- [Instruction]: From the records below, copy every line that contains the word "subtitle".

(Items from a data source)
******
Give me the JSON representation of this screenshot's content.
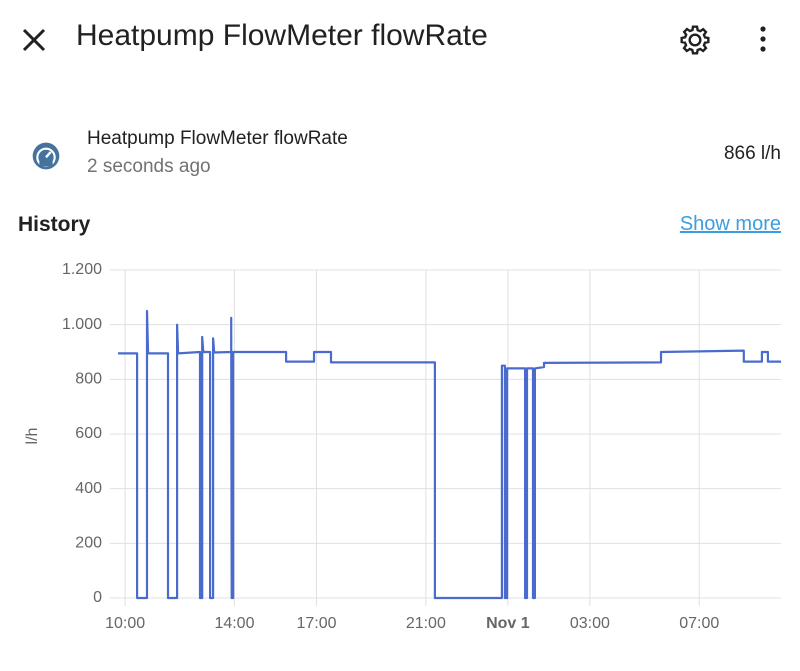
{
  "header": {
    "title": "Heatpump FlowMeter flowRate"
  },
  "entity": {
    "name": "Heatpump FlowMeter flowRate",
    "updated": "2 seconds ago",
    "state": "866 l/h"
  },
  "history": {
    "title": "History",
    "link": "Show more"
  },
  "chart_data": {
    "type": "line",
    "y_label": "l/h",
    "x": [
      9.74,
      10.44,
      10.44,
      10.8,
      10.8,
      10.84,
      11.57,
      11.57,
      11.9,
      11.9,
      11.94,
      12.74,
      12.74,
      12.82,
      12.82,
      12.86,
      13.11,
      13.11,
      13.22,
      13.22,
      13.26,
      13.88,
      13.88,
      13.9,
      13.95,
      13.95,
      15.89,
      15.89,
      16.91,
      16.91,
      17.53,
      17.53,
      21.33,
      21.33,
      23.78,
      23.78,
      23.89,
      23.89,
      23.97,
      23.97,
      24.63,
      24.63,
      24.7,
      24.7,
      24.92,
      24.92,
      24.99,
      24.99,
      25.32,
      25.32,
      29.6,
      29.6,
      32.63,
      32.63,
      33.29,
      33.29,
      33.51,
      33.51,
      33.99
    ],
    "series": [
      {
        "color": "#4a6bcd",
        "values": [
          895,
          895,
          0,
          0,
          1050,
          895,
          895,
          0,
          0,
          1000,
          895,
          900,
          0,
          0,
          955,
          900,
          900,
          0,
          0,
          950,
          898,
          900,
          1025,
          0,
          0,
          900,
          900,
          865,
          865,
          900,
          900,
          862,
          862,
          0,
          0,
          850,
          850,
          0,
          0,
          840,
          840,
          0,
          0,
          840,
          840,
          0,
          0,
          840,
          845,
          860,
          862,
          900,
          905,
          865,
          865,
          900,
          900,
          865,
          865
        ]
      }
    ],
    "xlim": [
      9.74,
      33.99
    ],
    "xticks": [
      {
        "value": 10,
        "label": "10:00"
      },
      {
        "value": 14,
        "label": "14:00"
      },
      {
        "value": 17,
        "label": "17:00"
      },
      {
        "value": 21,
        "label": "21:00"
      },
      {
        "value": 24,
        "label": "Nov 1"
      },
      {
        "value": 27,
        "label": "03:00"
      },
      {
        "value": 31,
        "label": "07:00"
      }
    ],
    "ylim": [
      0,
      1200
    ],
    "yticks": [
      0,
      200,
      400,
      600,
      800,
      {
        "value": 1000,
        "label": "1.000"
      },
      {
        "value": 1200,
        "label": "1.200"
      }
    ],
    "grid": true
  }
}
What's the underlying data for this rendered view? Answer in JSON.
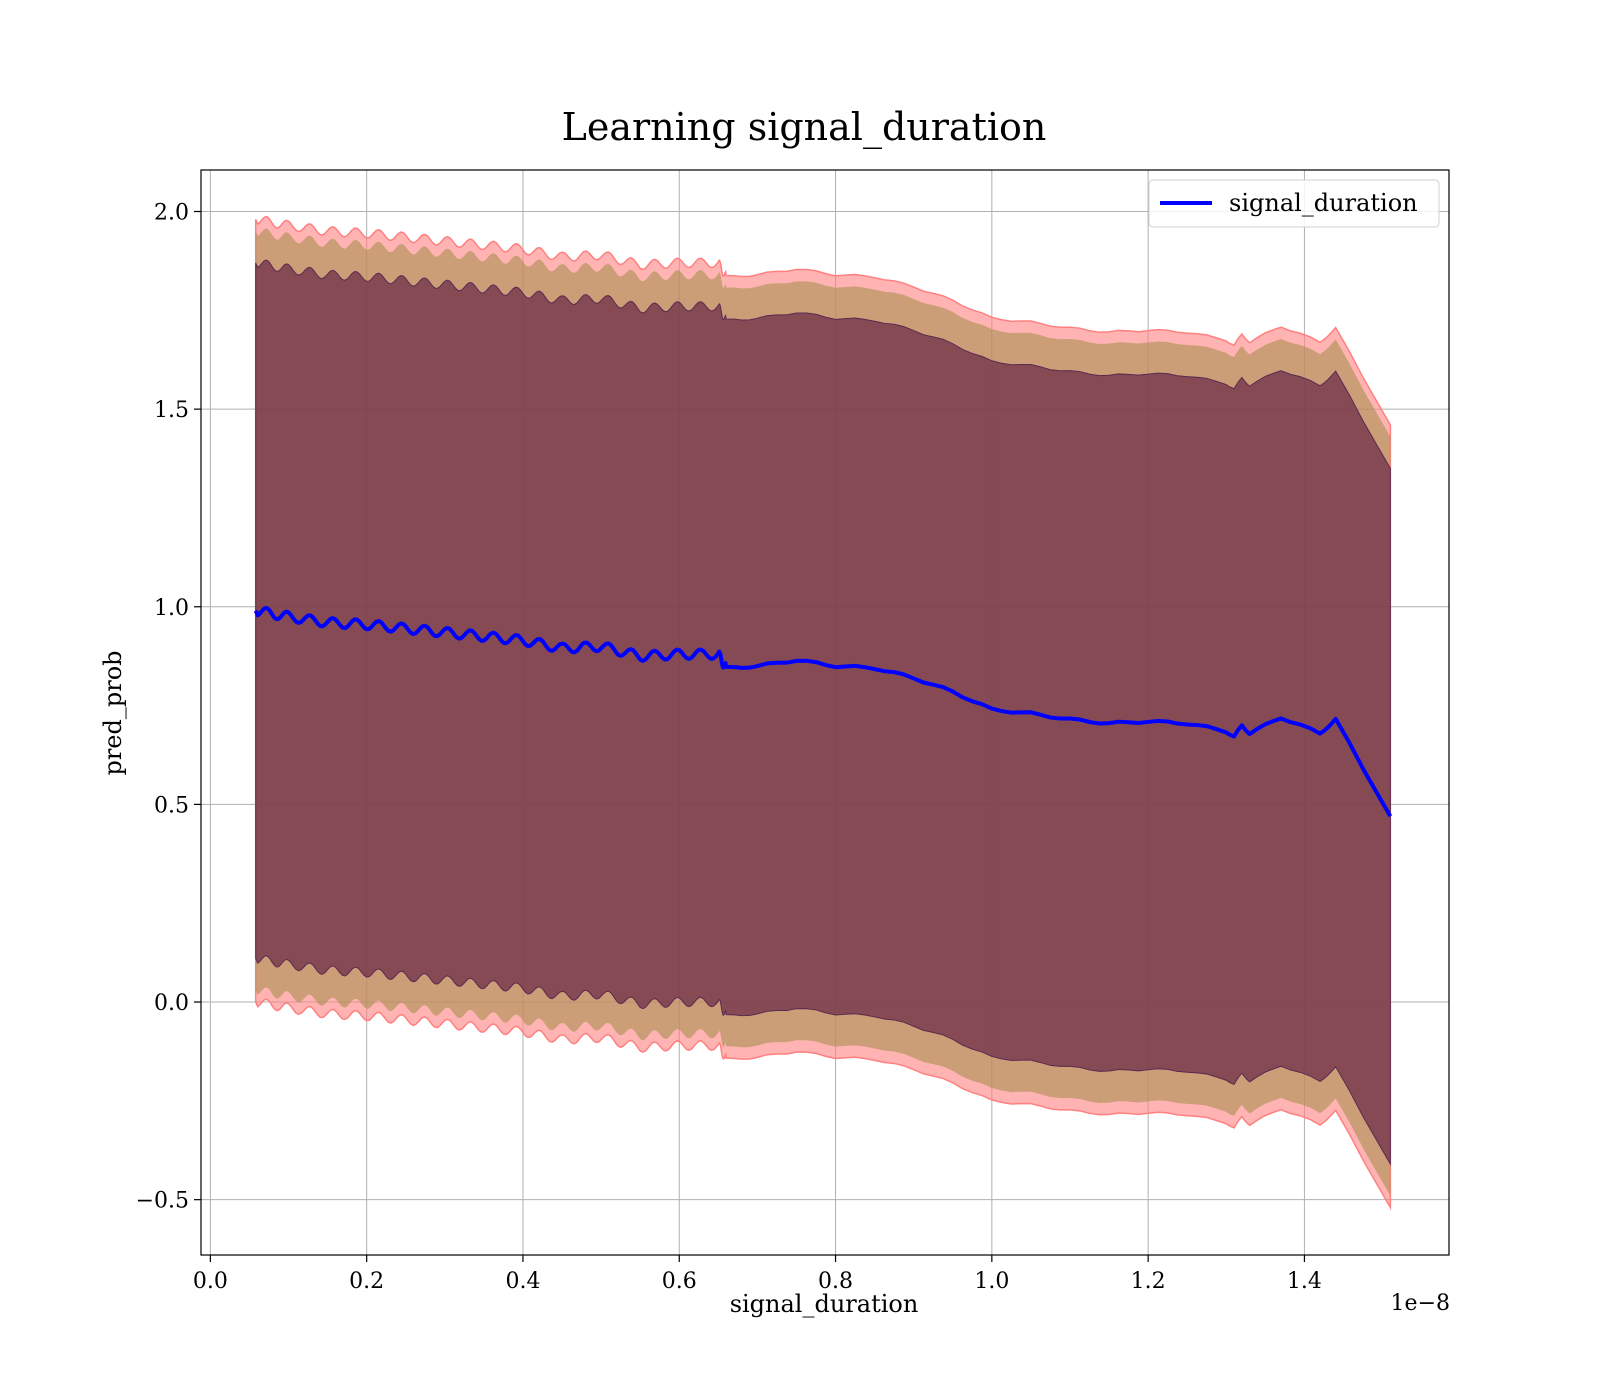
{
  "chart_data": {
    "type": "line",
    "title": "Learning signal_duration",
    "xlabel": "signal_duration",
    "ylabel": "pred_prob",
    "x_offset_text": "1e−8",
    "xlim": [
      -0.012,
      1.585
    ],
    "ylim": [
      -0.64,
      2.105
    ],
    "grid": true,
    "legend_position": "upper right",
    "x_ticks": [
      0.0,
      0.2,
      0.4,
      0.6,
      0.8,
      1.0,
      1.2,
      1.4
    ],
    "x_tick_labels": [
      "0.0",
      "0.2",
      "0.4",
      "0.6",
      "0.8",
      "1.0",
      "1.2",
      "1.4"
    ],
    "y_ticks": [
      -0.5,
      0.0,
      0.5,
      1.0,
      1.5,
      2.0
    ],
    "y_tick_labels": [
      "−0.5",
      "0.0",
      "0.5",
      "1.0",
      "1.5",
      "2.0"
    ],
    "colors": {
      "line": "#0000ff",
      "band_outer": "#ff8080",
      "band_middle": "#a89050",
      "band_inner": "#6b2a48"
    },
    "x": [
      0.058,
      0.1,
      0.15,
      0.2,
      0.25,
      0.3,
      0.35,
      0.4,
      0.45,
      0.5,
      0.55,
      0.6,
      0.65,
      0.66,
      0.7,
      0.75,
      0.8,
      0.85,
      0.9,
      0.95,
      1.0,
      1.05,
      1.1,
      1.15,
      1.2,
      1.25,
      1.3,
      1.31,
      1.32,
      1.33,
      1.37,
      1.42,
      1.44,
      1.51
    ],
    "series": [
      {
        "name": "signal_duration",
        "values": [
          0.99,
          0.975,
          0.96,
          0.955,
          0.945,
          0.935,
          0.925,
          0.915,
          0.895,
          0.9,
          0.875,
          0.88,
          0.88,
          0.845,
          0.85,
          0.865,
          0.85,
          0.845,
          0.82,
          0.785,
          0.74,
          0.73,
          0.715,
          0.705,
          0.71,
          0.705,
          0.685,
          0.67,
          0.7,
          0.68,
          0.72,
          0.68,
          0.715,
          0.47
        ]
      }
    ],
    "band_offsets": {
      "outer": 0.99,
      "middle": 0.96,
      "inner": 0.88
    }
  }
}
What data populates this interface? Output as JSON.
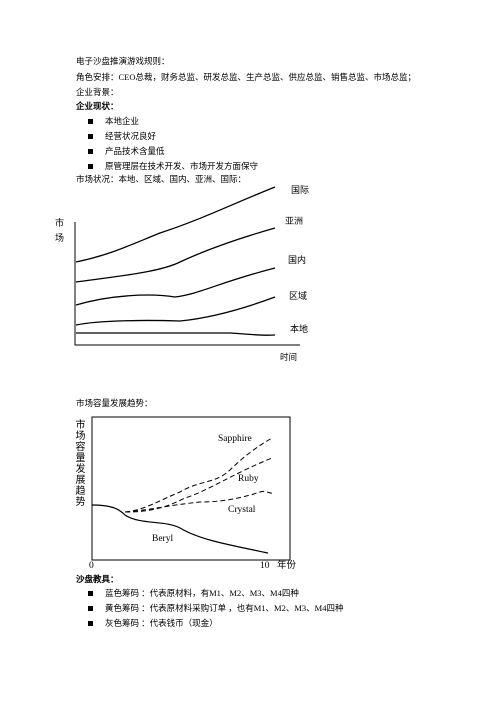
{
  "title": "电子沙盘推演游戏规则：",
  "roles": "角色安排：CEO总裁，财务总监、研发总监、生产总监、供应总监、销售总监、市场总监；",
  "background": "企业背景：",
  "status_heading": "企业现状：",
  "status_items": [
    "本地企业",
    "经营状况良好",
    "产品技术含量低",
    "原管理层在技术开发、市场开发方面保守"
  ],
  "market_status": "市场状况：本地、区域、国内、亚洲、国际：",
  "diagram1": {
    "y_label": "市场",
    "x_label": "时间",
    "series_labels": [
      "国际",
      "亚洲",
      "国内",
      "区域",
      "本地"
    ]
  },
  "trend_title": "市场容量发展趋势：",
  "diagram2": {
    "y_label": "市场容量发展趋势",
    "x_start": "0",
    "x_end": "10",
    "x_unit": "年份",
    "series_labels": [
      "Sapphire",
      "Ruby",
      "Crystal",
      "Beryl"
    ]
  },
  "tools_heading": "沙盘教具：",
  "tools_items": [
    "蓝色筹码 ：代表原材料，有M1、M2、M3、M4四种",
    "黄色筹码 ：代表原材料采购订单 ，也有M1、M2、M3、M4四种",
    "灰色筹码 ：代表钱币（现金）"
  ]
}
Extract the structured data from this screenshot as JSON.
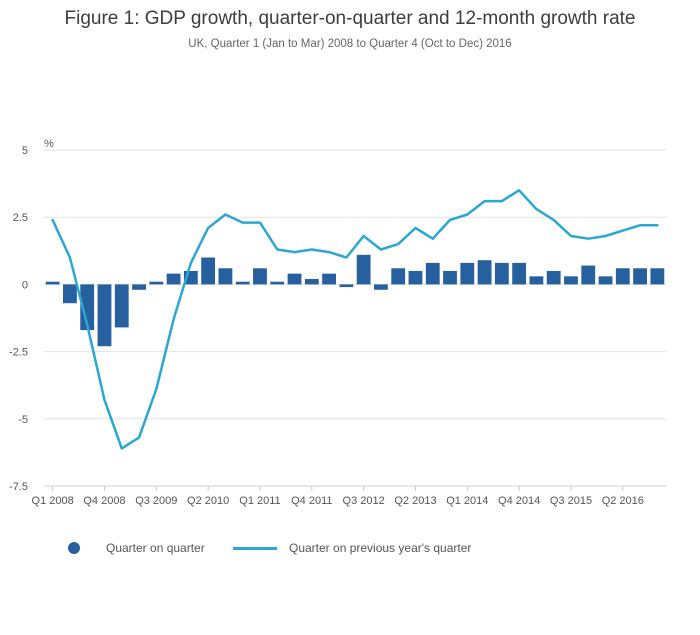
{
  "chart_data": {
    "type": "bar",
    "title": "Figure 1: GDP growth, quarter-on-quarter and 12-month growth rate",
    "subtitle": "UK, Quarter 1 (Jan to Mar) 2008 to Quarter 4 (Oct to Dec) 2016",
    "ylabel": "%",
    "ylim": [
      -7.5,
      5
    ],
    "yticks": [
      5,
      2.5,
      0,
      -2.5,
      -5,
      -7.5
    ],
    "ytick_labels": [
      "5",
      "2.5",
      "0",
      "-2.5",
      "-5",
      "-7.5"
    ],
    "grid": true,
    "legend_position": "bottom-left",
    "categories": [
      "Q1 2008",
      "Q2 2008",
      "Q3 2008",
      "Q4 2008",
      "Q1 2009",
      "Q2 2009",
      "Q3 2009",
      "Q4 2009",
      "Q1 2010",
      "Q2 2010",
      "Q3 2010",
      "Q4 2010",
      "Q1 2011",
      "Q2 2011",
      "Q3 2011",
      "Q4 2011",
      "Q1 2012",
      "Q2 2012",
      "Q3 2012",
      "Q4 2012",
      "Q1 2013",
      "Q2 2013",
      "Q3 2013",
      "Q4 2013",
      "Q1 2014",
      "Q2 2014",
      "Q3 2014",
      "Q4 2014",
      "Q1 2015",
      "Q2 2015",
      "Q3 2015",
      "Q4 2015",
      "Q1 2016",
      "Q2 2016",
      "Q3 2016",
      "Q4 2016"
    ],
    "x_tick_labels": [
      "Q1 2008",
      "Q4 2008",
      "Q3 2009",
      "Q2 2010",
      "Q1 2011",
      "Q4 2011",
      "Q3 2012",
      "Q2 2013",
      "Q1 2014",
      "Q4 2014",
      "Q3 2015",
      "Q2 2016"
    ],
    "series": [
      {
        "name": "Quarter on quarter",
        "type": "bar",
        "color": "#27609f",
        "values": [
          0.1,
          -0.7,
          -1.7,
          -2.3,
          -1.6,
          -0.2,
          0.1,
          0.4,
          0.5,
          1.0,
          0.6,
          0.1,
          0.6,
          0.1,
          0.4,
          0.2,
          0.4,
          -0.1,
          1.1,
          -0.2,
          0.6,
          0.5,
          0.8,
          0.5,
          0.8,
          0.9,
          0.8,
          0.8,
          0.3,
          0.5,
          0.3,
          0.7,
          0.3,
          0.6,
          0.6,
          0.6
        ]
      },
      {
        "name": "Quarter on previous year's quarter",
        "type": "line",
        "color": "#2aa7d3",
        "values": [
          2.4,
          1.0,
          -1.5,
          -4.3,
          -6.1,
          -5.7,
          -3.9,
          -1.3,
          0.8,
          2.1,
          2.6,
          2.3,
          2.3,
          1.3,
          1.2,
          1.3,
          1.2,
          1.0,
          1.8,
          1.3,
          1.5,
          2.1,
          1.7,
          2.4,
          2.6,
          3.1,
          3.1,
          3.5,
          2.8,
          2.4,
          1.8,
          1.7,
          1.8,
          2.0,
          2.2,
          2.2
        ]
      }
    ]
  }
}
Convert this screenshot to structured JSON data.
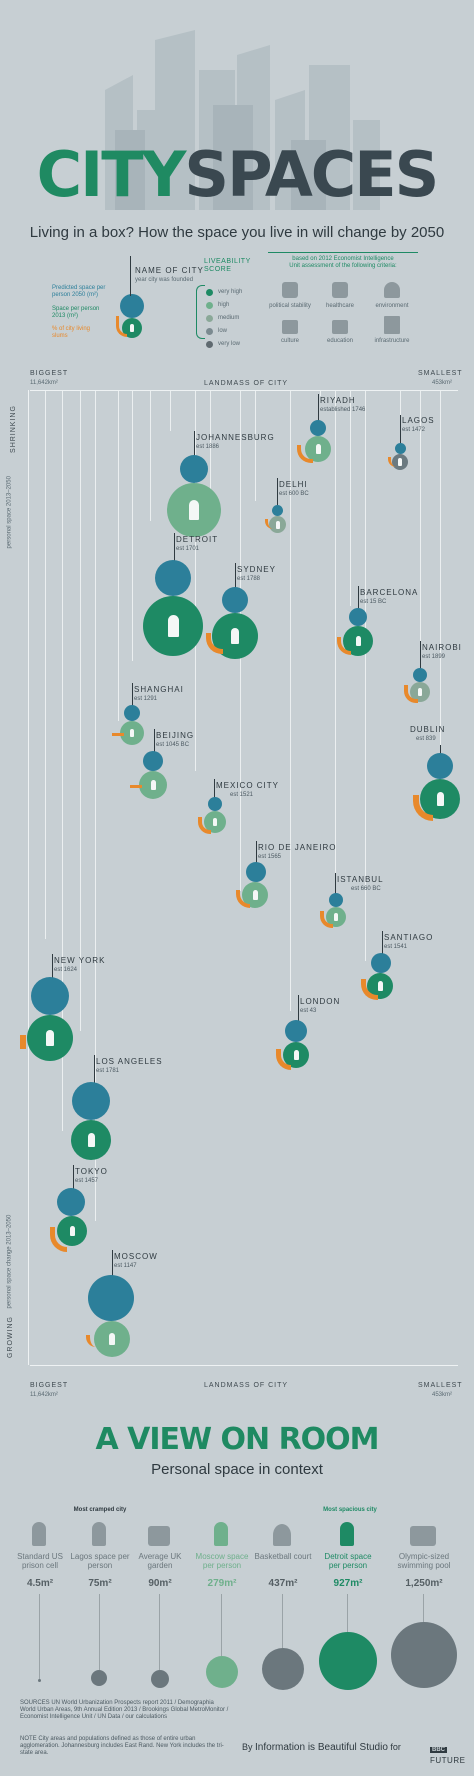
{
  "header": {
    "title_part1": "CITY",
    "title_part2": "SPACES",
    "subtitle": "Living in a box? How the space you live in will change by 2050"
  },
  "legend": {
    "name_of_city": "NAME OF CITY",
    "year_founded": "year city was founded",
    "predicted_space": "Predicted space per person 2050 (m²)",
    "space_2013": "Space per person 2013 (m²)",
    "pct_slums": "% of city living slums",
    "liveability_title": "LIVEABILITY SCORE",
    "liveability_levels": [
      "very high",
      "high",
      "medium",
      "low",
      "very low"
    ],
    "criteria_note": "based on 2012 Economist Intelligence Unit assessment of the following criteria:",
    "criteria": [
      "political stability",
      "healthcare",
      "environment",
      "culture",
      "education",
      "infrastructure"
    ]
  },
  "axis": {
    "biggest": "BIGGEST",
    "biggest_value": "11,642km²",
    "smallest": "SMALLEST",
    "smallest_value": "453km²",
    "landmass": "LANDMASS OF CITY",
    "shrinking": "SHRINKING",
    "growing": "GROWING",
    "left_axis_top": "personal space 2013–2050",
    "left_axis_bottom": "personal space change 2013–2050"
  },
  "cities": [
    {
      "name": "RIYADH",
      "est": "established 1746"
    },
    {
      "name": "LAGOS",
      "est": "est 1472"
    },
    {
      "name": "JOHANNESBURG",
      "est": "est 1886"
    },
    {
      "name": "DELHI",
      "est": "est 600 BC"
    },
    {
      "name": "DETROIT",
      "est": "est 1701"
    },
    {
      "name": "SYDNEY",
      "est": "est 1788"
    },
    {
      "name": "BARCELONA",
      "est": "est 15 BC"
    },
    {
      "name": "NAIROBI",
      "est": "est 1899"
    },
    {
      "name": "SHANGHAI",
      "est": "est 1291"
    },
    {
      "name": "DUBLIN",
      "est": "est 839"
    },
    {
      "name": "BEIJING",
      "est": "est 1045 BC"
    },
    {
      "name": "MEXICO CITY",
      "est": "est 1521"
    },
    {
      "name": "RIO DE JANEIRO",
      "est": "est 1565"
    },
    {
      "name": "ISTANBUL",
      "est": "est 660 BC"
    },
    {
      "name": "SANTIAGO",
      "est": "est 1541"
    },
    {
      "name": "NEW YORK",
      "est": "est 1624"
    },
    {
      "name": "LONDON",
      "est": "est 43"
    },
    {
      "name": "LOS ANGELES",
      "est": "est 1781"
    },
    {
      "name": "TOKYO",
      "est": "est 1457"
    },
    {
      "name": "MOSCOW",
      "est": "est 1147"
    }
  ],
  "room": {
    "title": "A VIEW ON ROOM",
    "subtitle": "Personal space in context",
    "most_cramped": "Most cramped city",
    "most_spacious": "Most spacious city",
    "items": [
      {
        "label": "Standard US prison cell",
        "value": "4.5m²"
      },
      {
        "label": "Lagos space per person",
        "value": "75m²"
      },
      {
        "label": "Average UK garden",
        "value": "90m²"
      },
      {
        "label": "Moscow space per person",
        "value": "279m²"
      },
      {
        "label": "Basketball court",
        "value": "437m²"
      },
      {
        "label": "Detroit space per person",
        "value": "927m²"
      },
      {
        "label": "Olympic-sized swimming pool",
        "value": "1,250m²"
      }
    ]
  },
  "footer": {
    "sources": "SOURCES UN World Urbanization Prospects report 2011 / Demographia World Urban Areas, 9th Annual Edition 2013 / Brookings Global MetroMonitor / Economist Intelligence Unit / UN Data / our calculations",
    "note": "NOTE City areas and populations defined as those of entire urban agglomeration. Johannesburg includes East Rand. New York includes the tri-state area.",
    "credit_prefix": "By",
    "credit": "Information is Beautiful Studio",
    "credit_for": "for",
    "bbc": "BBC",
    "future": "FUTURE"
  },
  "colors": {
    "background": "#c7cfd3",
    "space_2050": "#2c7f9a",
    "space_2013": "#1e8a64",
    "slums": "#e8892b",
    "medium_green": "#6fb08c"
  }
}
******
- [Exercise response]:
    "subtitle": "UK, Quarter 1 (Jan to Mar) 2008 to Quarter 4 (Oct to Dec) 2016",
    "subtitle": "Living in a box? How the space you live in will change by 2050"
    "subtitle": "Personal space in context",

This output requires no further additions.